## Supplied data
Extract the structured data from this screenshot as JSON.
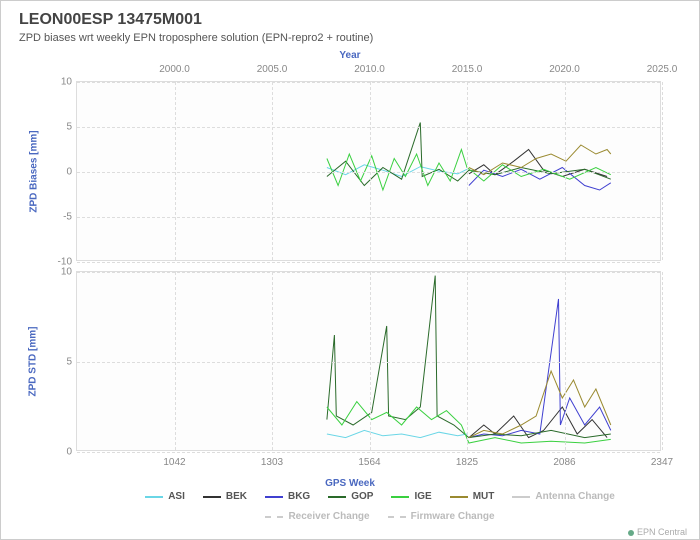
{
  "title": "LEON00ESP 13475M001",
  "subtitle": "ZPD biases wrt weekly EPN troposphere solution (EPN-repro2 + routine)",
  "top_axis": {
    "label": "Year",
    "ticks": [
      "2000.0",
      "2005.0",
      "2010.0",
      "2015.0",
      "2020.0",
      "2025.0"
    ]
  },
  "bottom_axis": {
    "label": "GPS Week",
    "ticks": [
      "1042",
      "1303",
      "1564",
      "1825",
      "2086",
      "2347"
    ]
  },
  "panel_top": {
    "ylabel": "ZPD Biases [mm]",
    "ylim": [
      -10,
      10
    ],
    "yticks": [
      -10,
      -5,
      0,
      5,
      10
    ]
  },
  "panel_bottom": {
    "ylabel": "ZPD STD [mm]",
    "ylim": [
      0,
      10
    ],
    "yticks": [
      0,
      5,
      10
    ]
  },
  "series": [
    {
      "name": "ASI",
      "color": "#6ad6e6",
      "style": "solid"
    },
    {
      "name": "BEK",
      "color": "#333333",
      "style": "solid"
    },
    {
      "name": "BKG",
      "color": "#4040d0",
      "style": "solid"
    },
    {
      "name": "GOP",
      "color": "#2a6a2a",
      "style": "solid"
    },
    {
      "name": "IGE",
      "color": "#3ad040",
      "style": "solid"
    },
    {
      "name": "MUT",
      "color": "#9a8a30",
      "style": "solid"
    },
    {
      "name": "Antenna Change",
      "color": "#cccccc",
      "style": "solid"
    },
    {
      "name": "Receiver Change",
      "color": "#cccccc",
      "style": "dashed"
    },
    {
      "name": "Firmware Change",
      "color": "#cccccc",
      "style": "dashed"
    }
  ],
  "credit": "EPN Central",
  "colors": {
    "grid": "#dddddd",
    "accent": "#4a68c0",
    "text": "#555555"
  },
  "x_range": [
    781,
    2347
  ],
  "data_top": {
    "ASI": [
      [
        1450,
        0.5
      ],
      [
        1500,
        -0.3
      ],
      [
        1550,
        0.8
      ],
      [
        1600,
        0.2
      ],
      [
        1650,
        -0.5
      ],
      [
        1700,
        0.6
      ],
      [
        1750,
        0.1
      ],
      [
        1800,
        -0.2
      ],
      [
        1825,
        0.3
      ]
    ],
    "BEK": [
      [
        1830,
        -0.2
      ],
      [
        1870,
        0.8
      ],
      [
        1900,
        -0.3
      ],
      [
        1950,
        1.2
      ],
      [
        1990,
        2.5
      ],
      [
        2030,
        0.2
      ],
      [
        2080,
        -0.5
      ],
      [
        2140,
        0.3
      ],
      [
        2200,
        -0.5
      ]
    ],
    "BKG": [
      [
        1830,
        -1.5
      ],
      [
        1870,
        0.2
      ],
      [
        1920,
        -0.5
      ],
      [
        1970,
        0.3
      ],
      [
        2020,
        -0.8
      ],
      [
        2080,
        0.5
      ],
      [
        2140,
        -1.5
      ],
      [
        2180,
        -2
      ],
      [
        2210,
        -1.2
      ]
    ],
    "GOP": [
      [
        1450,
        -0.5
      ],
      [
        1500,
        1.2
      ],
      [
        1550,
        -1.5
      ],
      [
        1600,
        0.5
      ],
      [
        1650,
        -0.8
      ],
      [
        1700,
        5.5
      ],
      [
        1705,
        -0.5
      ],
      [
        1750,
        0.3
      ],
      [
        1800,
        -1
      ],
      [
        1830,
        0.2
      ],
      [
        1900,
        -0.3
      ],
      [
        1970,
        0.5
      ],
      [
        2050,
        -0.2
      ],
      [
        2140,
        0.3
      ],
      [
        2210,
        -0.8
      ]
    ],
    "IGE": [
      [
        1450,
        1.5
      ],
      [
        1480,
        -1.5
      ],
      [
        1510,
        2
      ],
      [
        1540,
        -1
      ],
      [
        1570,
        1.8
      ],
      [
        1600,
        -2
      ],
      [
        1630,
        1.5
      ],
      [
        1660,
        -0.5
      ],
      [
        1690,
        2
      ],
      [
        1720,
        -1.5
      ],
      [
        1750,
        1
      ],
      [
        1780,
        -1
      ],
      [
        1810,
        2.5
      ],
      [
        1825,
        0.5
      ],
      [
        1870,
        -1
      ],
      [
        1920,
        0.8
      ],
      [
        1970,
        -0.5
      ],
      [
        2030,
        0.3
      ],
      [
        2100,
        -0.8
      ],
      [
        2170,
        0.5
      ],
      [
        2210,
        -0.3
      ]
    ],
    "MUT": [
      [
        1830,
        0.5
      ],
      [
        1870,
        -0.3
      ],
      [
        1920,
        1
      ],
      [
        1970,
        0.5
      ],
      [
        2010,
        1.5
      ],
      [
        2050,
        2
      ],
      [
        2090,
        1.2
      ],
      [
        2130,
        3
      ],
      [
        2170,
        2
      ],
      [
        2200,
        2.5
      ],
      [
        2210,
        2
      ]
    ]
  },
  "data_bottom": {
    "ASI": [
      [
        1450,
        1
      ],
      [
        1500,
        0.8
      ],
      [
        1550,
        1.2
      ],
      [
        1600,
        0.9
      ],
      [
        1650,
        1
      ],
      [
        1700,
        0.8
      ],
      [
        1750,
        1.1
      ],
      [
        1800,
        0.9
      ],
      [
        1825,
        1
      ]
    ],
    "BEK": [
      [
        1830,
        0.8
      ],
      [
        1870,
        1.5
      ],
      [
        1900,
        1
      ],
      [
        1950,
        2
      ],
      [
        1990,
        0.8
      ],
      [
        2030,
        1.2
      ],
      [
        2080,
        2.5
      ],
      [
        2120,
        1
      ],
      [
        2160,
        1.8
      ],
      [
        2200,
        0.8
      ]
    ],
    "BKG": [
      [
        1830,
        0.8
      ],
      [
        1870,
        1
      ],
      [
        1920,
        0.9
      ],
      [
        1970,
        1.2
      ],
      [
        2020,
        1
      ],
      [
        2070,
        8.5
      ],
      [
        2075,
        1.5
      ],
      [
        2100,
        3
      ],
      [
        2140,
        1.5
      ],
      [
        2180,
        2.5
      ],
      [
        2210,
        1.2
      ]
    ],
    "GOP": [
      [
        1450,
        1.8
      ],
      [
        1470,
        6.5
      ],
      [
        1475,
        2
      ],
      [
        1520,
        1.5
      ],
      [
        1570,
        2.2
      ],
      [
        1610,
        7
      ],
      [
        1615,
        2
      ],
      [
        1660,
        1.8
      ],
      [
        1700,
        2.5
      ],
      [
        1740,
        9.8
      ],
      [
        1745,
        2
      ],
      [
        1790,
        1.5
      ],
      [
        1830,
        0.8
      ],
      [
        1900,
        1
      ],
      [
        1970,
        0.9
      ],
      [
        2050,
        1.2
      ],
      [
        2140,
        0.8
      ],
      [
        2210,
        1
      ]
    ],
    "IGE": [
      [
        1450,
        2.5
      ],
      [
        1490,
        1.5
      ],
      [
        1530,
        2.8
      ],
      [
        1570,
        1.8
      ],
      [
        1610,
        2.2
      ],
      [
        1650,
        1.5
      ],
      [
        1690,
        2.5
      ],
      [
        1730,
        1.8
      ],
      [
        1770,
        2.3
      ],
      [
        1810,
        1.5
      ],
      [
        1830,
        0.5
      ],
      [
        1900,
        0.8
      ],
      [
        1970,
        0.5
      ],
      [
        2050,
        0.6
      ],
      [
        2140,
        0.5
      ],
      [
        2210,
        0.7
      ]
    ],
    "MUT": [
      [
        1830,
        0.8
      ],
      [
        1870,
        1.2
      ],
      [
        1920,
        1
      ],
      [
        1970,
        1.5
      ],
      [
        2010,
        2
      ],
      [
        2050,
        4.5
      ],
      [
        2080,
        3
      ],
      [
        2110,
        4
      ],
      [
        2140,
        2.5
      ],
      [
        2170,
        3.5
      ],
      [
        2200,
        2
      ],
      [
        2210,
        1.5
      ]
    ]
  }
}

## Work required
From the entries above, copy every line that holds the word "ylabel".

## Answer to the task
    "ylabel": "ZPD Biases [mm]",
    "ylabel": "ZPD STD [mm]",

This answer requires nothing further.